Data entries:
━━━━━━━━━━━━━━━━━━━━

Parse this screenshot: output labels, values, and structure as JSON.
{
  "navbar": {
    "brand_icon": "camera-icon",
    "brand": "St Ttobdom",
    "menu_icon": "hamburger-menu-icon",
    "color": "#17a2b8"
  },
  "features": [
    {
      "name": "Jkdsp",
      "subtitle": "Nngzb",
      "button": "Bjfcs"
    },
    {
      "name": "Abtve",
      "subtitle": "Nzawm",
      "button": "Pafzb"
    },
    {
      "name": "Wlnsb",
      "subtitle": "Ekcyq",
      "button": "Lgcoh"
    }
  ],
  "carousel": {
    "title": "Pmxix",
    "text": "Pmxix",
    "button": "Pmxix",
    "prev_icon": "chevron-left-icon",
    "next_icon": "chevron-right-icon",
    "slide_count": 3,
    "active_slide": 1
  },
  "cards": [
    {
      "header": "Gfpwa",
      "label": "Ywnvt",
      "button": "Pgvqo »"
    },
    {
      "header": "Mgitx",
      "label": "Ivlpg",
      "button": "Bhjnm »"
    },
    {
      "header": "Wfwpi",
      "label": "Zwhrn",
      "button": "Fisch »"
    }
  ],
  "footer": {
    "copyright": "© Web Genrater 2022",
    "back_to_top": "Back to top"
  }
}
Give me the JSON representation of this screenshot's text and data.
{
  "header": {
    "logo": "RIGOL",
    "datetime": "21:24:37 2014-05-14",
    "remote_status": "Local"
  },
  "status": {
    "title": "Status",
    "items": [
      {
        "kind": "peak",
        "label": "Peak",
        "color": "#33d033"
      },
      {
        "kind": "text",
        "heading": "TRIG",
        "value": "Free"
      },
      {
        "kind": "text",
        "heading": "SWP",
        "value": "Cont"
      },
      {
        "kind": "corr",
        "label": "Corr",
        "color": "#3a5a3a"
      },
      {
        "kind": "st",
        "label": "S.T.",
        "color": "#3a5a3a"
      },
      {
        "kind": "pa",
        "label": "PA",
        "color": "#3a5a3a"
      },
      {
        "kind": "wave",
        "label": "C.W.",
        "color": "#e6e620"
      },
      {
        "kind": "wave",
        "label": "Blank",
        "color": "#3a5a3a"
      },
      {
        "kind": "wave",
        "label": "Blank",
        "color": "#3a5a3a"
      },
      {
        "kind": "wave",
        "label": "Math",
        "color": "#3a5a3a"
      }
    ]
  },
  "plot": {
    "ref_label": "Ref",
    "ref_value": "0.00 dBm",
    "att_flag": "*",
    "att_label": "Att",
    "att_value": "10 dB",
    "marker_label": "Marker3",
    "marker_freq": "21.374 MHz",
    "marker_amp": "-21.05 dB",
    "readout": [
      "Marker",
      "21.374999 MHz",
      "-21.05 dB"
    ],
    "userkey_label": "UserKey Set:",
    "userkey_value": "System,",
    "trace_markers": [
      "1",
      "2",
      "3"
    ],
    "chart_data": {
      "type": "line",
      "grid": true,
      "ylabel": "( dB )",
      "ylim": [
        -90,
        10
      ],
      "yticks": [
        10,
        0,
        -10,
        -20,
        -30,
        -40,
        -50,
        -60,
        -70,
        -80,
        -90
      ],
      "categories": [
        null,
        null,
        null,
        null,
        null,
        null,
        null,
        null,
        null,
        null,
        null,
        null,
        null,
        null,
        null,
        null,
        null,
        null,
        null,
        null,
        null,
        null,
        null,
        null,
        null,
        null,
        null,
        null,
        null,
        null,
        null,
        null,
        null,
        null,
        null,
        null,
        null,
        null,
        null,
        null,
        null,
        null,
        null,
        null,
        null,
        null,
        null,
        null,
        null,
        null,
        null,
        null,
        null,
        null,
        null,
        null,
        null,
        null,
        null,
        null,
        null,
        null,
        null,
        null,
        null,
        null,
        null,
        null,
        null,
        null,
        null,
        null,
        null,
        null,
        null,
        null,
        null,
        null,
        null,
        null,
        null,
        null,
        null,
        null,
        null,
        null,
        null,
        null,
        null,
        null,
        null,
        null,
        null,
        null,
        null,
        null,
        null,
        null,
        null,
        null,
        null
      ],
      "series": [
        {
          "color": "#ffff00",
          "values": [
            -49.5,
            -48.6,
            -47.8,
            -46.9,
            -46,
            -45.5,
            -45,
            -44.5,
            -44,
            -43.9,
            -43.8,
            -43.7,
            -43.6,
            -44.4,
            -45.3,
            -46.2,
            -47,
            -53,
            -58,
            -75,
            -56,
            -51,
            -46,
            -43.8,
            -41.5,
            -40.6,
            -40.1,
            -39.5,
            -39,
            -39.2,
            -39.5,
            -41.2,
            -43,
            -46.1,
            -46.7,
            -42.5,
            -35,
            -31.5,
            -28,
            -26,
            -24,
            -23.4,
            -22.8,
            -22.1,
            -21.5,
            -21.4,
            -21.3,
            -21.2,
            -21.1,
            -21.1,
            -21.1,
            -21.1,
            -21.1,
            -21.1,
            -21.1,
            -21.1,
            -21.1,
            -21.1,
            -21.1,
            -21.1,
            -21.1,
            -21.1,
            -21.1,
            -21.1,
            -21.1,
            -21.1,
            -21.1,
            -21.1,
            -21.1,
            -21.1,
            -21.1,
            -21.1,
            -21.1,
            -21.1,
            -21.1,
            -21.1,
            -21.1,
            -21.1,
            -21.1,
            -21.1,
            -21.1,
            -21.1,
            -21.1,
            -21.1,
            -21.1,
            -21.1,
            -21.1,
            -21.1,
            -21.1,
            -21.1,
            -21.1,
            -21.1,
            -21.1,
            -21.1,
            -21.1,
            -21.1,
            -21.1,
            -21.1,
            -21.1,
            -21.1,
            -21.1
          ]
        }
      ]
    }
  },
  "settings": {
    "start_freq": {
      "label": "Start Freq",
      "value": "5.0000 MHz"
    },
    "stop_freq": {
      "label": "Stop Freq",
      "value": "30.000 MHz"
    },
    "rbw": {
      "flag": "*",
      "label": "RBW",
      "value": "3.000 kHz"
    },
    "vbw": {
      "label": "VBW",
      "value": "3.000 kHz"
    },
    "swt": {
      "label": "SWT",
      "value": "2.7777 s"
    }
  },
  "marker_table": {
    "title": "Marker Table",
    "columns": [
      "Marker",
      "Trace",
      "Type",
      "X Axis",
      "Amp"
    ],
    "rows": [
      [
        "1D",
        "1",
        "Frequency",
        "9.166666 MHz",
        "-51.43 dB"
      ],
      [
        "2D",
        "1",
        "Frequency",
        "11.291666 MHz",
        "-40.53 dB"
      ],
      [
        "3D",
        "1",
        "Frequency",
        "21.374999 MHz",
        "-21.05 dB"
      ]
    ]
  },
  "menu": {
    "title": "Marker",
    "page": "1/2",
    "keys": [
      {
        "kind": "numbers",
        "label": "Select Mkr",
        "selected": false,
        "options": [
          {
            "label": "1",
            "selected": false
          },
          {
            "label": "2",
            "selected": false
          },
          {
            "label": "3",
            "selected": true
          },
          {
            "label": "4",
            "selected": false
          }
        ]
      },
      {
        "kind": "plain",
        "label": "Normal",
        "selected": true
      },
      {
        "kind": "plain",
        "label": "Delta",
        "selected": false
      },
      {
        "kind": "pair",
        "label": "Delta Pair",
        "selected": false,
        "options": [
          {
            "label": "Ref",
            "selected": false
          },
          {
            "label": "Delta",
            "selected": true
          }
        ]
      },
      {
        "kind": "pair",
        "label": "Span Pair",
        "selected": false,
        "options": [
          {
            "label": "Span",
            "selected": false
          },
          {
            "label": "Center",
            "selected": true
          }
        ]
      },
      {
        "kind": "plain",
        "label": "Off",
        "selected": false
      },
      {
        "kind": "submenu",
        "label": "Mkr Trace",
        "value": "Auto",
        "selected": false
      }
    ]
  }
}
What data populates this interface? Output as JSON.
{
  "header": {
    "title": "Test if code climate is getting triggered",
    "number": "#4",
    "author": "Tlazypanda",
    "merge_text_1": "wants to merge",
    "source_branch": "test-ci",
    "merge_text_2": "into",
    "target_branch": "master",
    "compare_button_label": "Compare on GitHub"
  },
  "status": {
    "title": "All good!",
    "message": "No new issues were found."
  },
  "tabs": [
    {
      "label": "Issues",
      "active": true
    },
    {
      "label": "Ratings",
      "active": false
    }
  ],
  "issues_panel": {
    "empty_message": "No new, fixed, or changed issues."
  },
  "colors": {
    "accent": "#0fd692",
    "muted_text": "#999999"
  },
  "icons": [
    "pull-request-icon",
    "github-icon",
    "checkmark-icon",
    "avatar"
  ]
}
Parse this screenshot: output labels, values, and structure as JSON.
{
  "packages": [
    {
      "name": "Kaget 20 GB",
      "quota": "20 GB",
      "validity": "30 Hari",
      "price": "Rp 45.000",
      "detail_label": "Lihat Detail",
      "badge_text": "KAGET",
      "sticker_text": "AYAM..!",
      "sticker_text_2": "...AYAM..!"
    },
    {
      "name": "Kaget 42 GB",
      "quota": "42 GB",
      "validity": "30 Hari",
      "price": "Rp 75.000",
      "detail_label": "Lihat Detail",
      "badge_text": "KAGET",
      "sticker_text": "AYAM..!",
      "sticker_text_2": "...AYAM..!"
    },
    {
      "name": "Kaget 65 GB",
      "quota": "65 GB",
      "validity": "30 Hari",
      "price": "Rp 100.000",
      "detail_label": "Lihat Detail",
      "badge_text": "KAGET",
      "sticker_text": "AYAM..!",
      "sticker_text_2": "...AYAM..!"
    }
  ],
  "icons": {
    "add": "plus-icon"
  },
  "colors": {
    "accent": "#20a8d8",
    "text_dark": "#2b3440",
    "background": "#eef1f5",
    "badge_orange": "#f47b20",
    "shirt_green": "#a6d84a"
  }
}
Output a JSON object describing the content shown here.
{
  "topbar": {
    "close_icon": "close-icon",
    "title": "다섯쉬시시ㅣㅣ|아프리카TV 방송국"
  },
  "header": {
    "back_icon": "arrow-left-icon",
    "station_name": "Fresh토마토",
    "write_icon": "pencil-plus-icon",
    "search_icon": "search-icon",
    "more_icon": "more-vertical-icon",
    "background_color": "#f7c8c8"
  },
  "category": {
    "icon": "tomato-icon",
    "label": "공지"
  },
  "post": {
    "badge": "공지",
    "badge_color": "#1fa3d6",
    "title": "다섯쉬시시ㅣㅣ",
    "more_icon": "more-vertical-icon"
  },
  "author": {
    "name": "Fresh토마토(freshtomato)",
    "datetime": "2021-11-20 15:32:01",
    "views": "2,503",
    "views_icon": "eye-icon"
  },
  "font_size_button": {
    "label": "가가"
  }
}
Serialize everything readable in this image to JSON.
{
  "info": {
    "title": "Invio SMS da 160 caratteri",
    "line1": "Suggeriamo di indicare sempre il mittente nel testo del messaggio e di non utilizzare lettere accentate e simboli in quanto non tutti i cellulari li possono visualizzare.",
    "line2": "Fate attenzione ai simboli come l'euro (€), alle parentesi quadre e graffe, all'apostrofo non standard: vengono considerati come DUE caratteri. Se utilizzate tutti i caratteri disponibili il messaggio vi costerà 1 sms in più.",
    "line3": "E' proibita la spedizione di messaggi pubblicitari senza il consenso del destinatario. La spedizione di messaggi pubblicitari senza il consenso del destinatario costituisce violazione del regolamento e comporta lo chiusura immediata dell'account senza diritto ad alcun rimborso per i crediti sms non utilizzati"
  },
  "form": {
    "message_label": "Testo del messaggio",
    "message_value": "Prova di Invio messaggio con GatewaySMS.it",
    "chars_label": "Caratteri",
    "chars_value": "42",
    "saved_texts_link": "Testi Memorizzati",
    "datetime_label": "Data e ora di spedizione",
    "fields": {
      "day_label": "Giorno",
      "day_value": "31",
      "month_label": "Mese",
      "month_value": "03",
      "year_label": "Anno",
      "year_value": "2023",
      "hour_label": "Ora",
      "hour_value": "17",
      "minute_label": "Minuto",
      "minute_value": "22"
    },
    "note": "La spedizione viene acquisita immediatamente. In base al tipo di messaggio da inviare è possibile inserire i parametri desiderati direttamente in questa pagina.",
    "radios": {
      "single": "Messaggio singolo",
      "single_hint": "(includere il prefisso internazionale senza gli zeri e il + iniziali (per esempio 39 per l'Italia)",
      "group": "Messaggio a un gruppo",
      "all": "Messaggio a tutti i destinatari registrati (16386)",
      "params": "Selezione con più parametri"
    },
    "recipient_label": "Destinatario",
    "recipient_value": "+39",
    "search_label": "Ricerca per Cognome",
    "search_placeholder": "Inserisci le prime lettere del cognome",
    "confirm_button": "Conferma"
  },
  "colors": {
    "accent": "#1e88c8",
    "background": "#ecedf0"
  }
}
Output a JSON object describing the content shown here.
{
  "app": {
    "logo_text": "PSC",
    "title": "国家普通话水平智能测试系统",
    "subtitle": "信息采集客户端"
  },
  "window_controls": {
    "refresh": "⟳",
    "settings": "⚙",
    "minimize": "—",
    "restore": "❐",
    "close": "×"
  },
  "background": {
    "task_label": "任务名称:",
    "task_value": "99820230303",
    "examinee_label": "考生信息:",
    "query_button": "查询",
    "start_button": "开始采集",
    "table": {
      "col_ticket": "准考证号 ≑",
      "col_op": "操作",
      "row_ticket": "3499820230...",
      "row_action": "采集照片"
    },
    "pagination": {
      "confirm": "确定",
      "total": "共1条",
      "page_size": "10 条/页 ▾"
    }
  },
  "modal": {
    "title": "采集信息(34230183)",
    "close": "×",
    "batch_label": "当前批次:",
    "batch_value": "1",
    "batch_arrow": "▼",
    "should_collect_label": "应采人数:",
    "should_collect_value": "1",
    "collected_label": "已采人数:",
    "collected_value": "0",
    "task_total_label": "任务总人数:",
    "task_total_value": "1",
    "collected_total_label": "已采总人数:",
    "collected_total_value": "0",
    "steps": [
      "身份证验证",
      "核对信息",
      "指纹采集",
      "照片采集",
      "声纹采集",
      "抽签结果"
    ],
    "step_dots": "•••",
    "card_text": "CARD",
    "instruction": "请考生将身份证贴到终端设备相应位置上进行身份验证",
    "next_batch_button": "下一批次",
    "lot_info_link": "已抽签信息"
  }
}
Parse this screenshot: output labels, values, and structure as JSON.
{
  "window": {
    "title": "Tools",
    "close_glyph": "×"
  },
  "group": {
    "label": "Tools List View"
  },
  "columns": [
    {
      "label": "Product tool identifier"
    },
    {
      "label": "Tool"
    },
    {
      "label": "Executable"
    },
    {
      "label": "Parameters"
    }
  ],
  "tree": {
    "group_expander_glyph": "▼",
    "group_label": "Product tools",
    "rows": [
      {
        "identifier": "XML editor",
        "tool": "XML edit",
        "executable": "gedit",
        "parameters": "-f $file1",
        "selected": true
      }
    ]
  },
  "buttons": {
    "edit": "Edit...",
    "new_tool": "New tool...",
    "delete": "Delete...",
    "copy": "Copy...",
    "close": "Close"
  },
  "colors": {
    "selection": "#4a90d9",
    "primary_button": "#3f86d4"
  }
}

━━━━━━━━━━━━━━━━━━━━

WHAT TO DO →
All lines in the data that contain the word "parametri" should be copied.

OUTPUT FOR THIS TASK →
    "note": "La spedizione viene acquisita immediatamente. In base al tipo di messaggio da inviare è possibile inserire i parametri desiderati direttamente in questa pagina.",
      "params": "Selezione con più parametri"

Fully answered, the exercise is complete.